::: RECORDS FOR THIS EXERCISE

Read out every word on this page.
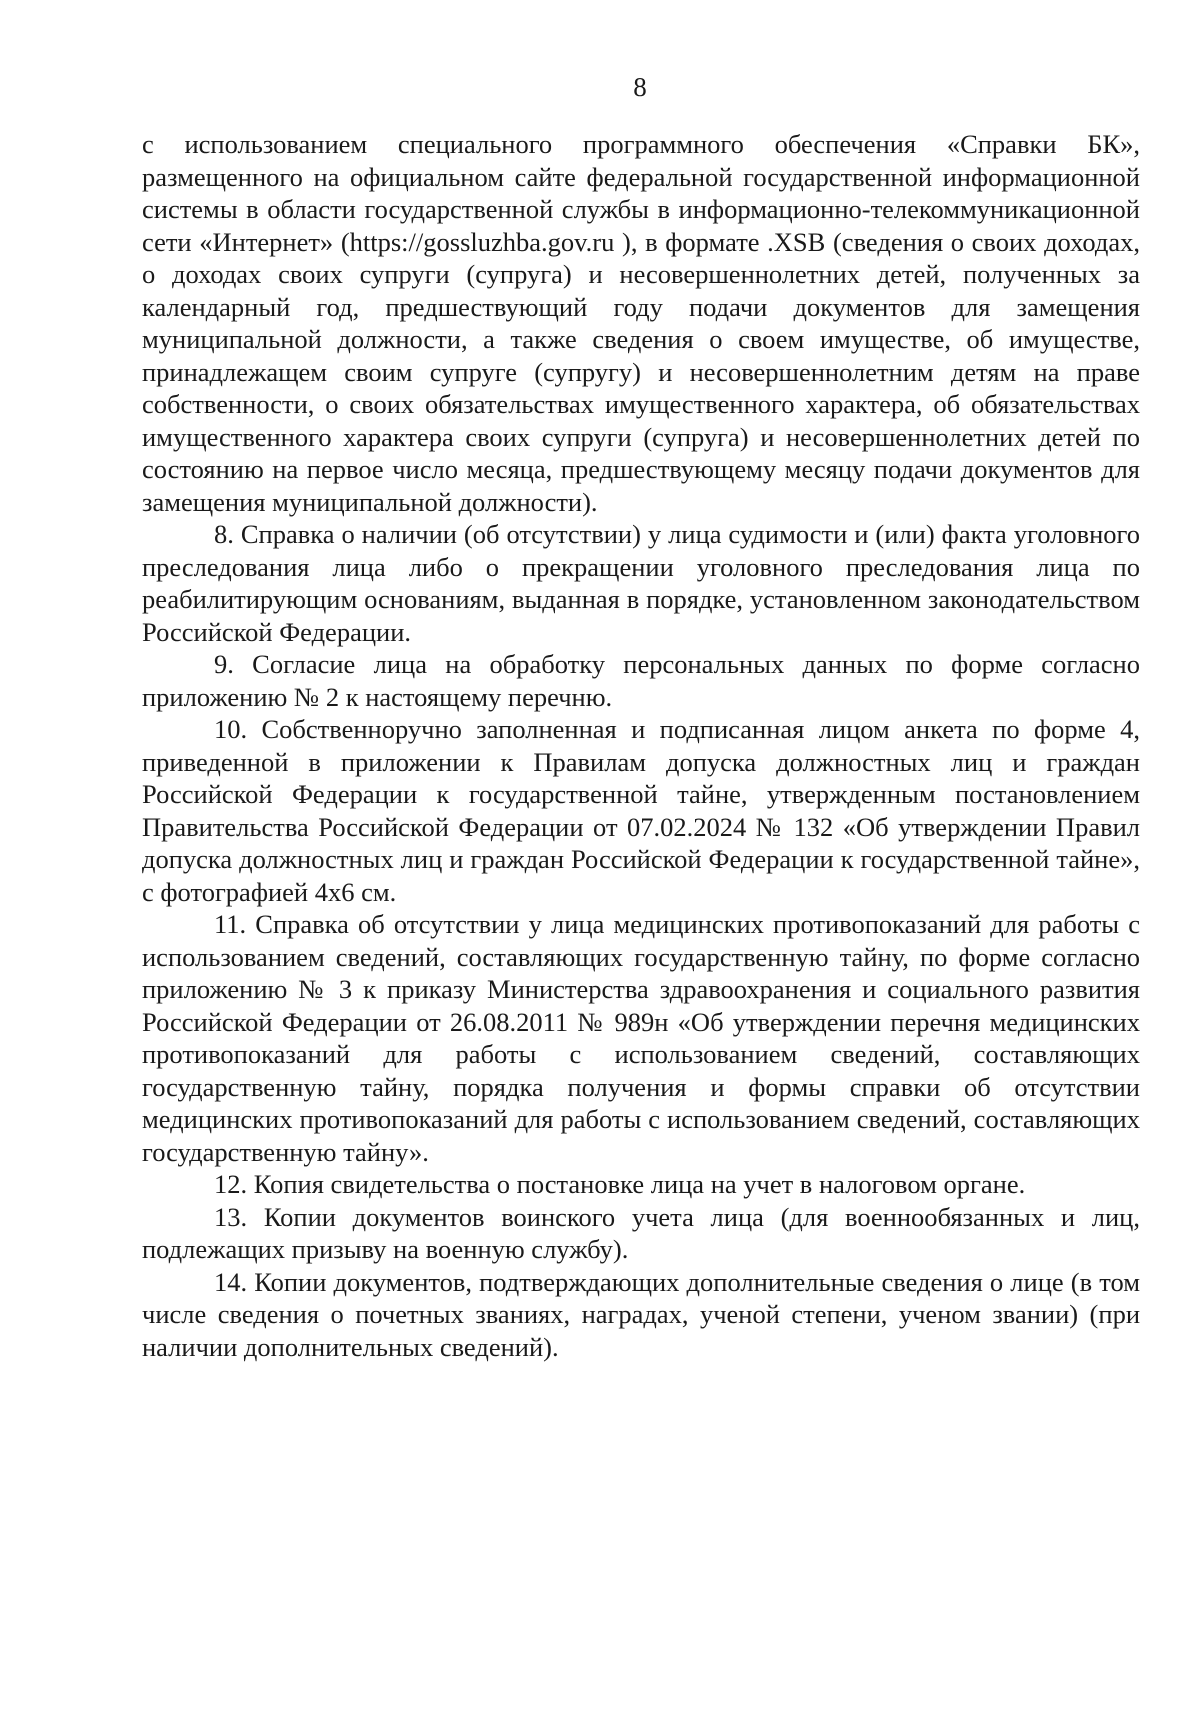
8

с использованием специального программного обеспечения «Справки БК», размещенного на официальном сайте федеральной государственной информационной системы в области государственной службы в информационно-телекоммуникационной сети «Интернет» (https://gossluzhba.gov.ru ), в формате .XSB (сведения о своих доходах, о доходах своих супруги (супруга) и несовершеннолетних детей, полученных за календарный год, предшествующий году подачи документов для замещения муниципальной должности, а также сведения о своем имуществе, об имуществе, принадлежащем своим супруге (супругу) и несовершеннолетним детям на праве собственности, о своих обязательствах имущественного характера, об обязательствах имущественного характера своих супруги (супруга) и несовершеннолетних детей по состоянию на первое число месяца, предшествующему месяцу подачи документов для замещения муниципальной должности).

8. Справка о наличии (об отсутствии) у лица судимости и (или) факта уголовного преследования лица либо о прекращении уголовного преследования лица по реабилитирующим основаниям, выданная в порядке, установленном законодательством Российской Федерации.

9. Согласие лица на обработку персональных данных по форме согласно приложению № 2 к настоящему перечню.

10. Собственноручно заполненная и подписанная лицом анкета по форме 4, приведенной в приложении к Правилам допуска должностных лиц и граждан Российской Федерации к государственной тайне, утвержденным постановлением Правительства Российской Федерации от 07.02.2024 № 132 «Об утверждении Правил допуска должностных лиц и граждан Российской Федерации к государственной тайне», с фотографией 4х6 см.

11. Справка об отсутствии у лица медицинских противопоказаний для работы с использованием сведений, составляющих государственную тайну, по форме согласно приложению № 3 к приказу Министерства здравоохранения и социального развития Российской Федерации от 26.08.2011 № 989н «Об утверждении перечня медицинских противопоказаний для работы с использованием сведений, составляющих государственную тайну, порядка получения и формы справки об отсутствии медицинских противопоказаний для работы с использованием сведений, составляющих государственную тайну».

12. Копия свидетельства о постановке лица на учет в налоговом органе.

13. Копии документов воинского учета лица (для военнообязанных и лиц, подлежащих призыву на военную службу).

14. Копии документов, подтверждающих дополнительные сведения о лице (в том числе сведения о почетных званиях, наградах, ученой степени, ученом звании) (при наличии дополнительных сведений).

::::::

> **OBJECTIVE**
Copy out each line of the records where the string "Копии" appears.

> **EXERCISE RESPONSE**
13. Копии документов воинского учета лица (для военнообязанных и лиц, подлежащих призыву на военную службу).
14. Копии документов, подтверждающих дополнительные сведения о лице (в том числе сведения о почетных званиях, наградах, ученой степени, ученом звании) (при наличии дополнительных сведений).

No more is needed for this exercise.